▶ Given request:
Copy out the listing that follows, exact in every word, and skip the images.

BEGIN Dataset

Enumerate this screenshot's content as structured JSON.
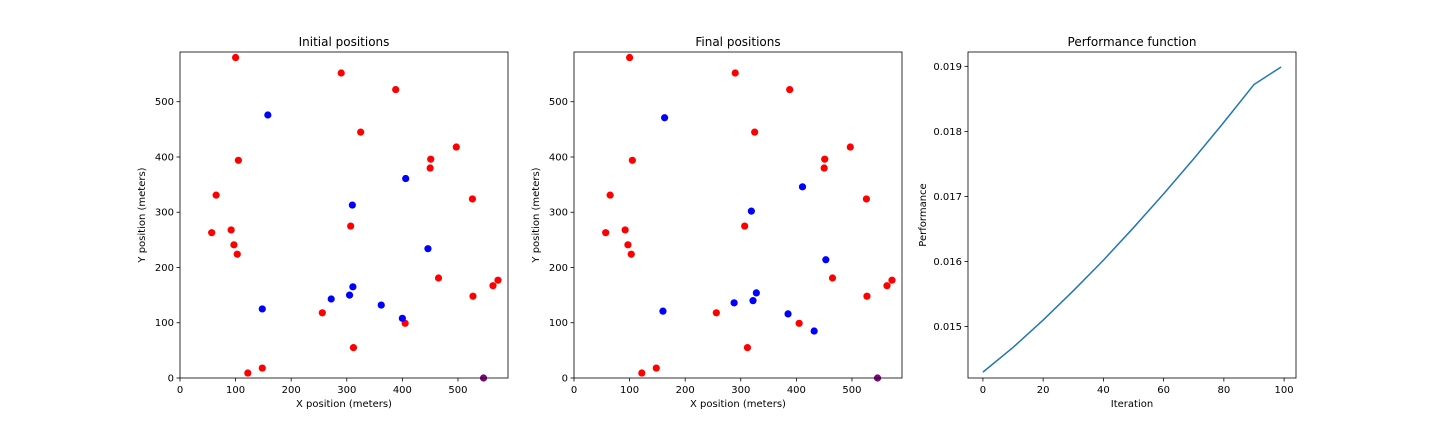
{
  "chart_data": [
    {
      "type": "scatter",
      "title": "Initial positions",
      "xlabel": "X position (meters)",
      "ylabel": "Y position (meters)",
      "xlim": [
        0,
        590
      ],
      "ylim": [
        0,
        590
      ],
      "xticks": [
        0,
        100,
        200,
        300,
        400,
        500
      ],
      "yticks": [
        0,
        100,
        200,
        300,
        400,
        500
      ],
      "grid": false,
      "series": [
        {
          "color": "#ff0000",
          "points": [
            [
              100,
              580
            ],
            [
              290,
              552
            ],
            [
              388,
              522
            ],
            [
              325,
              445
            ],
            [
              105,
              394
            ],
            [
              451,
              396
            ],
            [
              497,
              418
            ],
            [
              450,
              380
            ],
            [
              65,
              331
            ],
            [
              526,
              324
            ],
            [
              92,
              268
            ],
            [
              307,
              275
            ],
            [
              57,
              263
            ],
            [
              97,
              241
            ],
            [
              103,
              224
            ],
            [
              465,
              181
            ],
            [
              572,
              177
            ],
            [
              563,
              167
            ],
            [
              527,
              148
            ],
            [
              256,
              118
            ],
            [
              405,
              99
            ],
            [
              312,
              55
            ],
            [
              148,
              18
            ],
            [
              122,
              9
            ]
          ]
        },
        {
          "color": "#0000ff",
          "points": [
            [
              158,
              476
            ],
            [
              406,
              361
            ],
            [
              310,
              313
            ],
            [
              446,
              234
            ],
            [
              311,
              165
            ],
            [
              272,
              143
            ],
            [
              305,
              150
            ],
            [
              362,
              132
            ],
            [
              148,
              125
            ],
            [
              400,
              108
            ]
          ]
        },
        {
          "color": "#800080",
          "points": [
            [
              546,
              0
            ]
          ]
        }
      ]
    },
    {
      "type": "scatter",
      "title": "Final positions",
      "xlabel": "X position (meters)",
      "ylabel": "Y position (meters)",
      "xlim": [
        0,
        590
      ],
      "ylim": [
        0,
        590
      ],
      "xticks": [
        0,
        100,
        200,
        300,
        400,
        500
      ],
      "yticks": [
        0,
        100,
        200,
        300,
        400,
        500
      ],
      "grid": false,
      "series": [
        {
          "color": "#ff0000",
          "points": [
            [
              100,
              580
            ],
            [
              290,
              552
            ],
            [
              388,
              522
            ],
            [
              325,
              445
            ],
            [
              105,
              394
            ],
            [
              451,
              396
            ],
            [
              497,
              418
            ],
            [
              450,
              380
            ],
            [
              65,
              331
            ],
            [
              526,
              324
            ],
            [
              92,
              268
            ],
            [
              307,
              275
            ],
            [
              57,
              263
            ],
            [
              97,
              241
            ],
            [
              103,
              224
            ],
            [
              465,
              181
            ],
            [
              572,
              177
            ],
            [
              563,
              167
            ],
            [
              527,
              148
            ],
            [
              256,
              118
            ],
            [
              405,
              99
            ],
            [
              312,
              55
            ],
            [
              148,
              18
            ],
            [
              122,
              9
            ]
          ]
        },
        {
          "color": "#0000ff",
          "points": [
            [
              163,
              471
            ],
            [
              411,
              346
            ],
            [
              319,
              302
            ],
            [
              453,
              214
            ],
            [
              328,
              154
            ],
            [
              288,
              136
            ],
            [
              322,
              140
            ],
            [
              385,
              116
            ],
            [
              160,
              121
            ],
            [
              432,
              85
            ]
          ]
        },
        {
          "color": "#800080",
          "points": [
            [
              546,
              0
            ]
          ]
        }
      ]
    },
    {
      "type": "line",
      "title": "Performance function",
      "xlabel": "Iteration",
      "ylabel": "Performance",
      "xlim": [
        -4.95,
        103.95
      ],
      "ylim": [
        0.01421,
        0.01922
      ],
      "xticks": [
        0,
        20,
        40,
        60,
        80,
        100
      ],
      "yticks": [
        "0.015",
        "0.016",
        "0.017",
        "0.018",
        "0.019"
      ],
      "grid": false,
      "series": [
        {
          "color": "#1f77b4",
          "points": [
            [
              0,
              0.0143
            ],
            [
              10,
              0.01468
            ],
            [
              20,
              0.0151
            ],
            [
              30,
              0.01555
            ],
            [
              40,
              0.01602
            ],
            [
              50,
              0.01652
            ],
            [
              60,
              0.01704
            ],
            [
              70,
              0.01758
            ],
            [
              80,
              0.01814
            ],
            [
              90,
              0.01872
            ],
            [
              99,
              0.01899
            ]
          ]
        }
      ]
    }
  ]
}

END Dataset

▶ Problem solution:
Enumerate this screenshot's content as structured JSON.
{
  "chart_data": [
    {
      "type": "scatter",
      "title": "Initial positions",
      "xlabel": "X position (meters)",
      "ylabel": "Y position (meters)",
      "xlim": [
        0,
        590
      ],
      "ylim": [
        0,
        590
      ],
      "xticks": [
        0,
        100,
        200,
        300,
        400,
        500
      ],
      "yticks": [
        0,
        100,
        200,
        300,
        400,
        500
      ],
      "grid": false,
      "series": [
        {
          "color": "#ff0000",
          "points": [
            [
              100,
              580
            ],
            [
              290,
              552
            ],
            [
              388,
              522
            ],
            [
              325,
              445
            ],
            [
              105,
              394
            ],
            [
              451,
              396
            ],
            [
              497,
              418
            ],
            [
              450,
              380
            ],
            [
              65,
              331
            ],
            [
              526,
              324
            ],
            [
              92,
              268
            ],
            [
              307,
              275
            ],
            [
              57,
              263
            ],
            [
              97,
              241
            ],
            [
              103,
              224
            ],
            [
              465,
              181
            ],
            [
              572,
              177
            ],
            [
              563,
              167
            ],
            [
              527,
              148
            ],
            [
              256,
              118
            ],
            [
              405,
              99
            ],
            [
              312,
              55
            ],
            [
              148,
              18
            ],
            [
              122,
              9
            ]
          ]
        },
        {
          "color": "#0000ff",
          "points": [
            [
              158,
              476
            ],
            [
              406,
              361
            ],
            [
              310,
              313
            ],
            [
              446,
              234
            ],
            [
              311,
              165
            ],
            [
              272,
              143
            ],
            [
              305,
              150
            ],
            [
              362,
              132
            ],
            [
              148,
              125
            ],
            [
              400,
              108
            ]
          ]
        },
        {
          "color": "#800080",
          "points": [
            [
              546,
              0
            ]
          ]
        }
      ]
    },
    {
      "type": "scatter",
      "title": "Final positions",
      "xlabel": "X position (meters)",
      "ylabel": "Y position (meters)",
      "xlim": [
        0,
        590
      ],
      "ylim": [
        0,
        590
      ],
      "xticks": [
        0,
        100,
        200,
        300,
        400,
        500
      ],
      "yticks": [
        0,
        100,
        200,
        300,
        400,
        500
      ],
      "grid": false,
      "series": [
        {
          "color": "#ff0000",
          "points": [
            [
              100,
              580
            ],
            [
              290,
              552
            ],
            [
              388,
              522
            ],
            [
              325,
              445
            ],
            [
              105,
              394
            ],
            [
              451,
              396
            ],
            [
              497,
              418
            ],
            [
              450,
              380
            ],
            [
              65,
              331
            ],
            [
              526,
              324
            ],
            [
              92,
              268
            ],
            [
              307,
              275
            ],
            [
              57,
              263
            ],
            [
              97,
              241
            ],
            [
              103,
              224
            ],
            [
              465,
              181
            ],
            [
              572,
              177
            ],
            [
              563,
              167
            ],
            [
              527,
              148
            ],
            [
              256,
              118
            ],
            [
              405,
              99
            ],
            [
              312,
              55
            ],
            [
              148,
              18
            ],
            [
              122,
              9
            ]
          ]
        },
        {
          "color": "#0000ff",
          "points": [
            [
              163,
              471
            ],
            [
              411,
              346
            ],
            [
              319,
              302
            ],
            [
              453,
              214
            ],
            [
              328,
              154
            ],
            [
              288,
              136
            ],
            [
              322,
              140
            ],
            [
              385,
              116
            ],
            [
              160,
              121
            ],
            [
              432,
              85
            ]
          ]
        },
        {
          "color": "#800080",
          "points": [
            [
              546,
              0
            ]
          ]
        }
      ]
    },
    {
      "type": "line",
      "title": "Performance function",
      "xlabel": "Iteration",
      "ylabel": "Performance",
      "xlim": [
        -4.95,
        103.95
      ],
      "ylim": [
        0.01421,
        0.01922
      ],
      "xticks": [
        0,
        20,
        40,
        60,
        80,
        100
      ],
      "yticks": [
        "0.015",
        "0.016",
        "0.017",
        "0.018",
        "0.019"
      ],
      "grid": false,
      "series": [
        {
          "color": "#1f77b4",
          "points": [
            [
              0,
              0.0143
            ],
            [
              10,
              0.01468
            ],
            [
              20,
              0.0151
            ],
            [
              30,
              0.01555
            ],
            [
              40,
              0.01602
            ],
            [
              50,
              0.01652
            ],
            [
              60,
              0.01704
            ],
            [
              70,
              0.01758
            ],
            [
              80,
              0.01814
            ],
            [
              90,
              0.01872
            ],
            [
              99,
              0.01899
            ]
          ]
        }
      ]
    }
  ]
}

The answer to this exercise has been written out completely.